_TASK REQUIREMENTS_
Only the lines holding the string "text" are needed. Copy each one.

[BEGIN THE INPUT]

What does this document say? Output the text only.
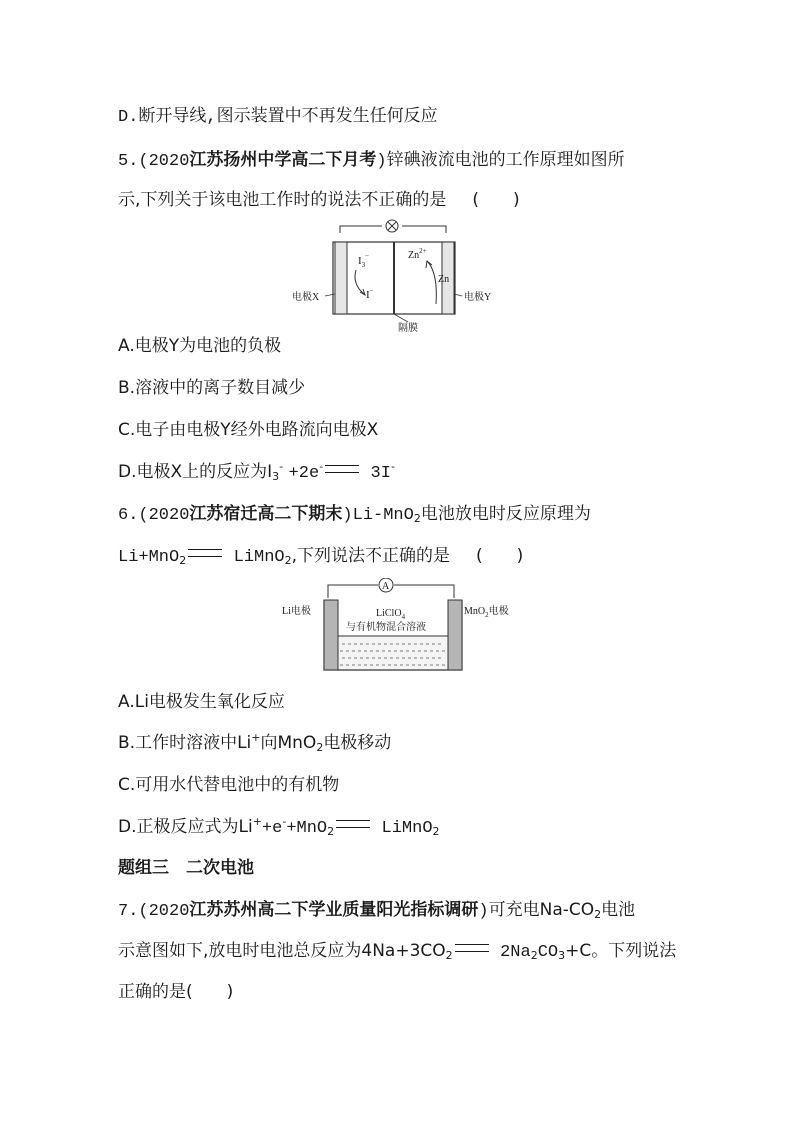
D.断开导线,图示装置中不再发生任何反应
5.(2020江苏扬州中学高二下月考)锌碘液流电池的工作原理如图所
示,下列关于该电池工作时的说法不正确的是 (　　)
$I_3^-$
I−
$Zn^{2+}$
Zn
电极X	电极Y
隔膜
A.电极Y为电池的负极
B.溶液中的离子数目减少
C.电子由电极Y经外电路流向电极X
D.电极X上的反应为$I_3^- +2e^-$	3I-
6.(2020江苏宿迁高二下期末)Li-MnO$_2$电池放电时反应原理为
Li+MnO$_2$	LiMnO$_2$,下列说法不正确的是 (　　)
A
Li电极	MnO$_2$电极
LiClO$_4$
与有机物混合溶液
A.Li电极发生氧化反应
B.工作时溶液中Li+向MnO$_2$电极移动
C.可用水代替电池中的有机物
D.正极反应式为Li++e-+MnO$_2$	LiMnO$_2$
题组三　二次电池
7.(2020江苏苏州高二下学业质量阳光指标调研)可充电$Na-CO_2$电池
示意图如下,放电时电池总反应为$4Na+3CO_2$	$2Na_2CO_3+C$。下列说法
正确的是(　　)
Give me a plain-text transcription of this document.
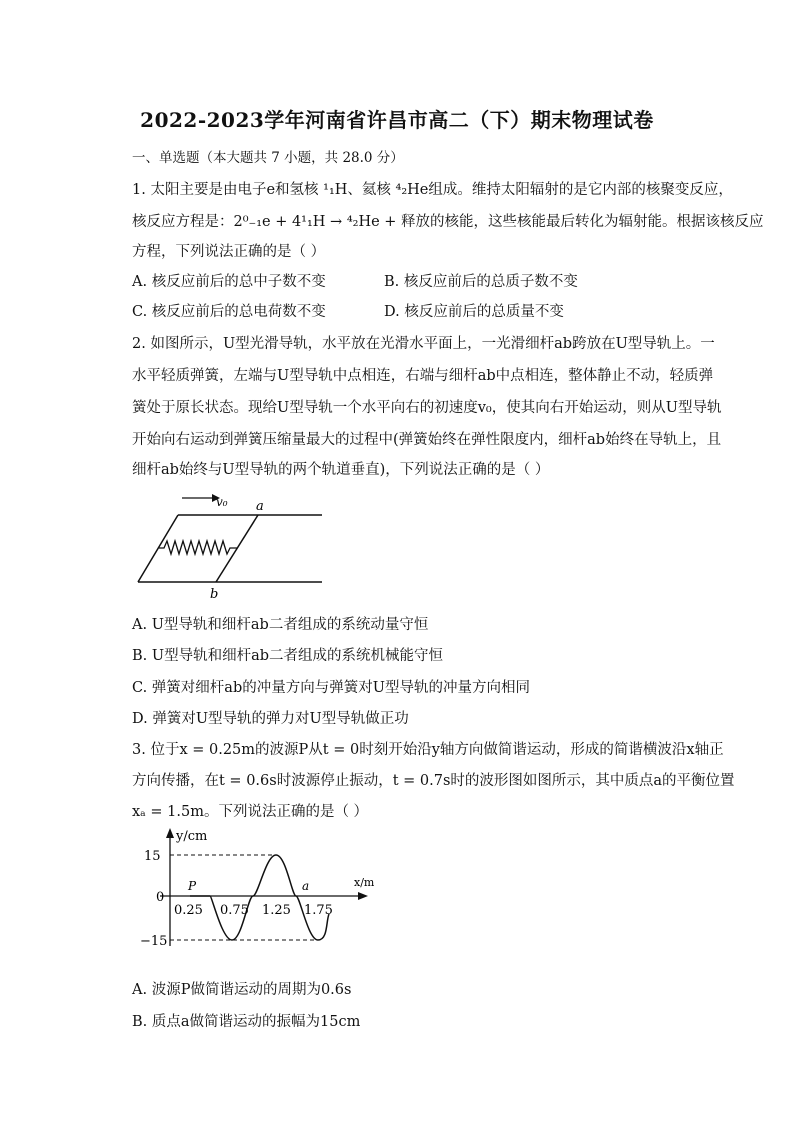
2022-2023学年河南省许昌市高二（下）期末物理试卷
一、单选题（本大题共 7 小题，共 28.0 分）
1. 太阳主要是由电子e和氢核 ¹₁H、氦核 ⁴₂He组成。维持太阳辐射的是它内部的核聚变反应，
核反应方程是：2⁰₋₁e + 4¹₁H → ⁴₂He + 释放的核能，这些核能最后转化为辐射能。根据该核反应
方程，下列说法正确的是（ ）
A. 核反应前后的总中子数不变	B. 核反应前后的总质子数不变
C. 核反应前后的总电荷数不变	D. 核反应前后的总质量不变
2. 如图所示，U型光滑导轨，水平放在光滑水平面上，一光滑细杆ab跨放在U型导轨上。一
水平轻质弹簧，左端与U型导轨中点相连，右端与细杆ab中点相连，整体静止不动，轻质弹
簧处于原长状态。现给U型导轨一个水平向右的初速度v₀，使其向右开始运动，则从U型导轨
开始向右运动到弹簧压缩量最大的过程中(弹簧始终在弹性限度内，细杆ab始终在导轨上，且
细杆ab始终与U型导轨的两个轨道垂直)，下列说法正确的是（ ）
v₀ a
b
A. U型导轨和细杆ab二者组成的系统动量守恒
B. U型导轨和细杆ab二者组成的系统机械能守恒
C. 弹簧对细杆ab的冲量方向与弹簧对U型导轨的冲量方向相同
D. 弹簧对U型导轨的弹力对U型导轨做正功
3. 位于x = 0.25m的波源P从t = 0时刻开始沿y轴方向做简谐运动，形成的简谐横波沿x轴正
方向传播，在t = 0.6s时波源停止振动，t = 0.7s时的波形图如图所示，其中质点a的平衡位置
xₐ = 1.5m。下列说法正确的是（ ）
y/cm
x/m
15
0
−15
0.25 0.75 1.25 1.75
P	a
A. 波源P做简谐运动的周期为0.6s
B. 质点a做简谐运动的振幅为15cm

[END THE INPUT]

_RESPONSE TO THIS TASK_
What does this document say? Output the text only.
Give me a plain-text transcription of this document.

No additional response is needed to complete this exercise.